Records:
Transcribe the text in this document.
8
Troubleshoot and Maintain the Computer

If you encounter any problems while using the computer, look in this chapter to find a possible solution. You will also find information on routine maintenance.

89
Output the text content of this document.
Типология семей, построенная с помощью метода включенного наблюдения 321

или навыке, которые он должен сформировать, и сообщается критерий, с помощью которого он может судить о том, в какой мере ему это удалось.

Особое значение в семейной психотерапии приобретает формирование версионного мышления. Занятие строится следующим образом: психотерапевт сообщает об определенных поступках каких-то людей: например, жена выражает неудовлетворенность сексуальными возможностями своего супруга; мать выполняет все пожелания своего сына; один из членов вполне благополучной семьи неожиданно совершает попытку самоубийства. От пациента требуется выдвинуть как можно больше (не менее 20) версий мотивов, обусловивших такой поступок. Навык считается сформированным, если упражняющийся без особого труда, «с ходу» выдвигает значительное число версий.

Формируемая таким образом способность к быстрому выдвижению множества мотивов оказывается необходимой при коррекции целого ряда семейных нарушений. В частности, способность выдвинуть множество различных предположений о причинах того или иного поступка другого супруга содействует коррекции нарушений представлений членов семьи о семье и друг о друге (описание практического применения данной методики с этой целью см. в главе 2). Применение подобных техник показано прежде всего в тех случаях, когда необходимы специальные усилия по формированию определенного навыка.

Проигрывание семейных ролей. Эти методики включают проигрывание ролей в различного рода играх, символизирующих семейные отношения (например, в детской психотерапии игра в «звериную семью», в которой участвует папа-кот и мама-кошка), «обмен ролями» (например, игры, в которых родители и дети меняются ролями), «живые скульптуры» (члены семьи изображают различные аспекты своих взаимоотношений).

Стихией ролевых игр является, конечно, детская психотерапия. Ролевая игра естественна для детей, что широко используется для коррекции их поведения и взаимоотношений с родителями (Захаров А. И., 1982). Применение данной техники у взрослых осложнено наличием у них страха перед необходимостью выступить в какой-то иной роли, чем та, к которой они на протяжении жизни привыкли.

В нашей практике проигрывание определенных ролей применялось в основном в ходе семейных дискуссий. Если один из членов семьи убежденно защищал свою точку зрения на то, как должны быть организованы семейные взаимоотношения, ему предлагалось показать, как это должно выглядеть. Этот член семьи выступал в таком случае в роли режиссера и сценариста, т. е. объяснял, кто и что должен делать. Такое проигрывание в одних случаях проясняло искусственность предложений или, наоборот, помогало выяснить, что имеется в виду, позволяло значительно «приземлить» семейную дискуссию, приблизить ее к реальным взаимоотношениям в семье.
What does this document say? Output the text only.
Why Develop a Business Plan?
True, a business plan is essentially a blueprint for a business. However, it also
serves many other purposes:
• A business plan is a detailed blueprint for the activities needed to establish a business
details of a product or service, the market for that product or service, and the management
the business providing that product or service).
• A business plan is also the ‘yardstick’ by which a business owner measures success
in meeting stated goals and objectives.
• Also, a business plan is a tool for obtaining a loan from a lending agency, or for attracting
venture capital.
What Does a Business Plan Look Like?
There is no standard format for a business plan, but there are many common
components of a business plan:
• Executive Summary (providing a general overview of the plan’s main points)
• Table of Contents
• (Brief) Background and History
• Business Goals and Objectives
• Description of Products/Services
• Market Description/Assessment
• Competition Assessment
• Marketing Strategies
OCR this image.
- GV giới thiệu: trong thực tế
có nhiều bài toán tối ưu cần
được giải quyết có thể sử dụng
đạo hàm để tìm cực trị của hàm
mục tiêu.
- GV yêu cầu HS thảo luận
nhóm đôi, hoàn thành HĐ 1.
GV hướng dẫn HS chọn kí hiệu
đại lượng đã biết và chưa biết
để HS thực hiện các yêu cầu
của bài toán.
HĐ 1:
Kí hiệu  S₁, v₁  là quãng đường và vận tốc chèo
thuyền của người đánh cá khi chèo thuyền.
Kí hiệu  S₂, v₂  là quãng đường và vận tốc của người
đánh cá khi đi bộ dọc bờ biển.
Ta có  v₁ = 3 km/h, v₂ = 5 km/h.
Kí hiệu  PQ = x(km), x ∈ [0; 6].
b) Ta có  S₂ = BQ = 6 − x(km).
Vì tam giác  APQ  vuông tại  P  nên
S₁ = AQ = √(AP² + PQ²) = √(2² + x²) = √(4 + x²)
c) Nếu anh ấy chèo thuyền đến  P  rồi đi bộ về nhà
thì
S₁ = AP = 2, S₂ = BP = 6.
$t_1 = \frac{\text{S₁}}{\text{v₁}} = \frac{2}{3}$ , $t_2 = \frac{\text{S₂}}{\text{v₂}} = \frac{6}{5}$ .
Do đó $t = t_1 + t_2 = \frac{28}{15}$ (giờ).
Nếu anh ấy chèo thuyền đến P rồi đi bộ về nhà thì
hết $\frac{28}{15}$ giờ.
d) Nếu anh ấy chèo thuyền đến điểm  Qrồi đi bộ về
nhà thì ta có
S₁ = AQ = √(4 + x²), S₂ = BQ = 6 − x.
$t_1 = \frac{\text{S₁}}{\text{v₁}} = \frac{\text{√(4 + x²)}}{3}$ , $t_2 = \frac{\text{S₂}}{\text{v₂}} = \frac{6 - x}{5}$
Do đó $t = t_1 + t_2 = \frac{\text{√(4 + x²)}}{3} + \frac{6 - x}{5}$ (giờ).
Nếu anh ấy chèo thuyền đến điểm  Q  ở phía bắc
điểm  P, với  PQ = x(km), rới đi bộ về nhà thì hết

Goal =>
Extract from the data every line where "Применение" shows up.

Complete response =>
Формируемая таким образом способность к быстрому выдвижению множества мотивов оказывается необходимой при коррекции целого ряда семейных нарушений. В частности, способность выдвинуть множество различных предположений о причинах того или иного поступка другого супруга содействует коррекции нарушений представлений членов семьи о семье и друг о друге (описание практического применения данной методики с этой целью см. в главе 2). Применение подобных техник показано прежде всего в тех случаях, когда необходимы специальные усилия по формированию определенного навыка.
Стихией ролевых игр является, конечно, детская психотерапия. Ролевая игра естественна для детей, что широко используется для коррекции их поведения и взаимоотношений с родителями (Захаров А. И., 1982). Применение данной техники у взрослых осложнено наличием у них страха перед необходимостью выступить в какой-то иной роли, чем та, к которой они на протяжении жизни привыкли.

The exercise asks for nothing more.